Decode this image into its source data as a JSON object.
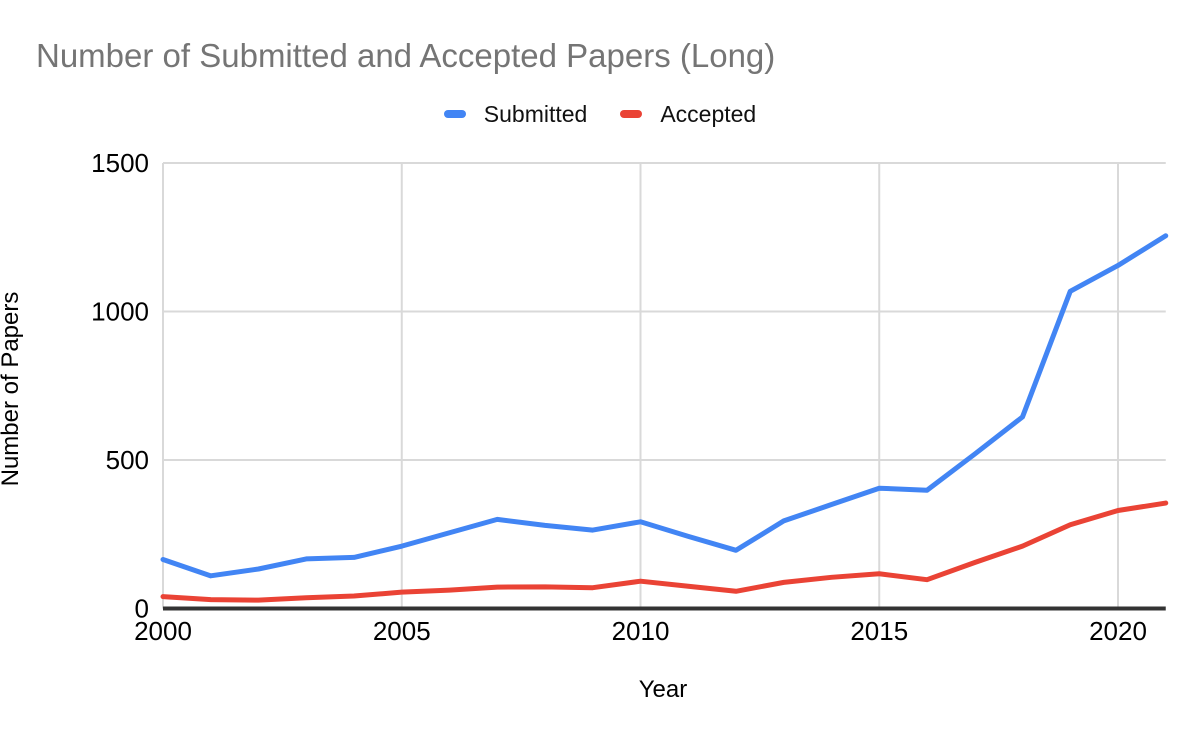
{
  "chart": {
    "title_color": "#757575",
    "grid_color": "#d9d9d9",
    "axis_line_color": "#333333",
    "tick_label_color": "#000000"
  },
  "chart_data": {
    "type": "line",
    "title": "Number of Submitted and Accepted Papers (Long)",
    "xlabel": "Year",
    "ylabel": "Number of Papers",
    "x": [
      2000,
      2001,
      2002,
      2003,
      2004,
      2005,
      2006,
      2007,
      2008,
      2009,
      2010,
      2011,
      2012,
      2013,
      2014,
      2015,
      2016,
      2017,
      2018,
      2019,
      2020,
      2021
    ],
    "series": [
      {
        "name": "Submitted",
        "color": "#4285F4",
        "values": [
          165,
          110,
          133,
          167,
          172,
          210,
          255,
          300,
          280,
          264,
          292,
          243,
          196,
          295,
          350,
          405,
          398,
          520,
          645,
          1068,
          1155,
          1255
        ]
      },
      {
        "name": "Accepted",
        "color": "#EA4335",
        "values": [
          40,
          30,
          28,
          36,
          42,
          55,
          62,
          72,
          73,
          70,
          92,
          75,
          58,
          88,
          105,
          117,
          97,
          155,
          210,
          282,
          330,
          355
        ]
      }
    ],
    "xlim": [
      2000,
      2021
    ],
    "ylim": [
      0,
      1500
    ],
    "x_ticks": [
      2000,
      2005,
      2010,
      2015,
      2020
    ],
    "y_ticks": [
      0,
      500,
      1000,
      1500
    ],
    "grid": true,
    "legend_position": "top-center"
  }
}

++++++++++

EXERCISE — Copy the records exactly as they appear, excluding images.

ANSWER TO THIS PROBLEM —
Decode this image into its source data as a JSON object.
{
  "chart": {
    "title_color": "#757575",
    "grid_color": "#d9d9d9",
    "axis_line_color": "#333333",
    "tick_label_color": "#000000"
  },
  "chart_data": {
    "type": "line",
    "title": "Number of Submitted and Accepted Papers (Long)",
    "xlabel": "Year",
    "ylabel": "Number of Papers",
    "x": [
      2000,
      2001,
      2002,
      2003,
      2004,
      2005,
      2006,
      2007,
      2008,
      2009,
      2010,
      2011,
      2012,
      2013,
      2014,
      2015,
      2016,
      2017,
      2018,
      2019,
      2020,
      2021
    ],
    "series": [
      {
        "name": "Submitted",
        "color": "#4285F4",
        "values": [
          165,
          110,
          133,
          167,
          172,
          210,
          255,
          300,
          280,
          264,
          292,
          243,
          196,
          295,
          350,
          405,
          398,
          520,
          645,
          1068,
          1155,
          1255
        ]
      },
      {
        "name": "Accepted",
        "color": "#EA4335",
        "values": [
          40,
          30,
          28,
          36,
          42,
          55,
          62,
          72,
          73,
          70,
          92,
          75,
          58,
          88,
          105,
          117,
          97,
          155,
          210,
          282,
          330,
          355
        ]
      }
    ],
    "xlim": [
      2000,
      2021
    ],
    "ylim": [
      0,
      1500
    ],
    "x_ticks": [
      2000,
      2005,
      2010,
      2015,
      2020
    ],
    "y_ticks": [
      0,
      500,
      1000,
      1500
    ],
    "grid": true,
    "legend_position": "top-center"
  }
}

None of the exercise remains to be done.